Records to process -
+-------+

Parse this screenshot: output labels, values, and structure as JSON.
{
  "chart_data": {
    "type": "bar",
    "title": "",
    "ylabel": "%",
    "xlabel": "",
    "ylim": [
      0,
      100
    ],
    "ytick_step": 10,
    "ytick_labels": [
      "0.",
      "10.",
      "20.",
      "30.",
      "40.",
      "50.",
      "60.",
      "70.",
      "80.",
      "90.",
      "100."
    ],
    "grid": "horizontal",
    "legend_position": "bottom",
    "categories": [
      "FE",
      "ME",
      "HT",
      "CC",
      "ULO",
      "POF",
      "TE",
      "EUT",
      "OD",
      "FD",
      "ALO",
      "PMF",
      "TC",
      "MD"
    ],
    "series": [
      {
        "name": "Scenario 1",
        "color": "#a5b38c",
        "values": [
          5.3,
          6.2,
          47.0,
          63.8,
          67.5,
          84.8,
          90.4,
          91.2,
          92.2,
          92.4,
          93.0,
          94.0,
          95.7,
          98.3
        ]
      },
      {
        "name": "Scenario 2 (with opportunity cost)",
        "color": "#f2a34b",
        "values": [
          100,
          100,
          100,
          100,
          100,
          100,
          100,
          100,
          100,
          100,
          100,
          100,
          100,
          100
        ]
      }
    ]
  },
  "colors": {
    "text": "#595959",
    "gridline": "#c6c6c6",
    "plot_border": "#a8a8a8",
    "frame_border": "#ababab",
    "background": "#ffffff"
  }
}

+-------+

What you have to do - Of the lines above, how many include the word "name"? Reply with the number alone.

Solution below - 2